Exercise details:
Reproduce each of the lines word for word.
------ Extracted data ------
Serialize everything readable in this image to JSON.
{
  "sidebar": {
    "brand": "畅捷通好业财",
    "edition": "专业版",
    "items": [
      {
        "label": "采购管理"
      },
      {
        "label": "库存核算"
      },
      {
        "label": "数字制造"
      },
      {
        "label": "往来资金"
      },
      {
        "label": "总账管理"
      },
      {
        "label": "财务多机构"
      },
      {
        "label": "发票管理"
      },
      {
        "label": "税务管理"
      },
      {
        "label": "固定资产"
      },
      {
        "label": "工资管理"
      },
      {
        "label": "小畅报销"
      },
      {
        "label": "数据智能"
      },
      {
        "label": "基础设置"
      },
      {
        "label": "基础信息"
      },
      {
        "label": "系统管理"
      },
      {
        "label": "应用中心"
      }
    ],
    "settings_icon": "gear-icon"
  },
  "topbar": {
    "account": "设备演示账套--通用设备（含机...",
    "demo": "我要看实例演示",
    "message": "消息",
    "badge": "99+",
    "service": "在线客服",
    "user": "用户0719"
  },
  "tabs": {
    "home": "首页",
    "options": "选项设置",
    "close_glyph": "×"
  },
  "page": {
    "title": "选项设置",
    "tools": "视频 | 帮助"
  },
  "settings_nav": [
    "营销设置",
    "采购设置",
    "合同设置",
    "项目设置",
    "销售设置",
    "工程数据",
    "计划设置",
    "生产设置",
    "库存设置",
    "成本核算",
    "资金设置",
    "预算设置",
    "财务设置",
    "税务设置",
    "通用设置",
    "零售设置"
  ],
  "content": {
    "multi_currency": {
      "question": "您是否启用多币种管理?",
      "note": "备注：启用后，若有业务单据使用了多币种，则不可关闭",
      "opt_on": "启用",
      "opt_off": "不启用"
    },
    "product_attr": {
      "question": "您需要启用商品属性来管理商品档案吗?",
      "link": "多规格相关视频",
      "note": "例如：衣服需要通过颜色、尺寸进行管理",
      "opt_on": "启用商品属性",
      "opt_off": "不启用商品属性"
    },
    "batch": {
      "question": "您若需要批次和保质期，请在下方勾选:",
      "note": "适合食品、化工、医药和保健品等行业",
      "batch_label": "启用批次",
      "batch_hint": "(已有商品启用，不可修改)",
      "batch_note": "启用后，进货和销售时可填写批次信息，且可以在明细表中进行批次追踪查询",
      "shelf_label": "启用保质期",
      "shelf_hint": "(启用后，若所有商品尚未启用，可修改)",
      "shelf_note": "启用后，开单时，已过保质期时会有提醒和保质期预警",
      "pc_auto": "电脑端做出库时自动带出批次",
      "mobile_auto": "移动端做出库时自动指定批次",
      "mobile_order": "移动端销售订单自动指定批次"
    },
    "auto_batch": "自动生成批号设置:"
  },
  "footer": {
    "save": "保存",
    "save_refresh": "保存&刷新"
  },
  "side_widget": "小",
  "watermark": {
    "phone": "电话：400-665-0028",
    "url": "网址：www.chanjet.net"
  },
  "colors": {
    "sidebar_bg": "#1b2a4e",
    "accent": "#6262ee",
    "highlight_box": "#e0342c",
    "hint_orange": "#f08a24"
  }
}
------
Response below:
Serialize everything readable in this image to JSON.
{
  "sidebar": {
    "brand": "畅捷通好业财",
    "edition": "专业版",
    "items": [
      {
        "label": "采购管理"
      },
      {
        "label": "库存核算"
      },
      {
        "label": "数字制造"
      },
      {
        "label": "往来资金"
      },
      {
        "label": "总账管理"
      },
      {
        "label": "财务多机构"
      },
      {
        "label": "发票管理"
      },
      {
        "label": "税务管理"
      },
      {
        "label": "固定资产"
      },
      {
        "label": "工资管理"
      },
      {
        "label": "小畅报销"
      },
      {
        "label": "数据智能"
      },
      {
        "label": "基础设置"
      },
      {
        "label": "基础信息"
      },
      {
        "label": "系统管理"
      },
      {
        "label": "应用中心"
      }
    ],
    "settings_icon": "gear-icon"
  },
  "topbar": {
    "account": "设备演示账套--通用设备（含机...",
    "demo": "我要看实例演示",
    "message": "消息",
    "badge": "99+",
    "service": "在线客服",
    "user": "用户0719"
  },
  "tabs": {
    "home": "首页",
    "options": "选项设置",
    "close_glyph": "×"
  },
  "page": {
    "title": "选项设置",
    "tools": "视频 | 帮助"
  },
  "settings_nav": [
    "营销设置",
    "采购设置",
    "合同设置",
    "项目设置",
    "销售设置",
    "工程数据",
    "计划设置",
    "生产设置",
    "库存设置",
    "成本核算",
    "资金设置",
    "预算设置",
    "财务设置",
    "税务设置",
    "通用设置",
    "零售设置"
  ],
  "content": {
    "multi_currency": {
      "question": "您是否启用多币种管理?",
      "note": "备注：启用后，若有业务单据使用了多币种，则不可关闭",
      "opt_on": "启用",
      "opt_off": "不启用"
    },
    "product_attr": {
      "question": "您需要启用商品属性来管理商品档案吗?",
      "link": "多规格相关视频",
      "note": "例如：衣服需要通过颜色、尺寸进行管理",
      "opt_on": "启用商品属性",
      "opt_off": "不启用商品属性"
    },
    "batch": {
      "question": "您若需要批次和保质期，请在下方勾选:",
      "note": "适合食品、化工、医药和保健品等行业",
      "batch_label": "启用批次",
      "batch_hint": "(已有商品启用，不可修改)",
      "batch_note": "启用后，进货和销售时可填写批次信息，且可以在明细表中进行批次追踪查询",
      "shelf_label": "启用保质期",
      "shelf_hint": "(启用后，若所有商品尚未启用，可修改)",
      "shelf_note": "启用后，开单时，已过保质期时会有提醒和保质期预警",
      "pc_auto": "电脑端做出库时自动带出批次",
      "mobile_auto": "移动端做出库时自动指定批次",
      "mobile_order": "移动端销售订单自动指定批次"
    },
    "auto_batch": "自动生成批号设置:"
  },
  "footer": {
    "save": "保存",
    "save_refresh": "保存&刷新"
  },
  "side_widget": "小",
  "watermark": {
    "phone": "电话：400-665-0028",
    "url": "网址：www.chanjet.net"
  },
  "colors": {
    "sidebar_bg": "#1b2a4e",
    "accent": "#6262ee",
    "highlight_box": "#e0342c",
    "hint_orange": "#f08a24"
  }
}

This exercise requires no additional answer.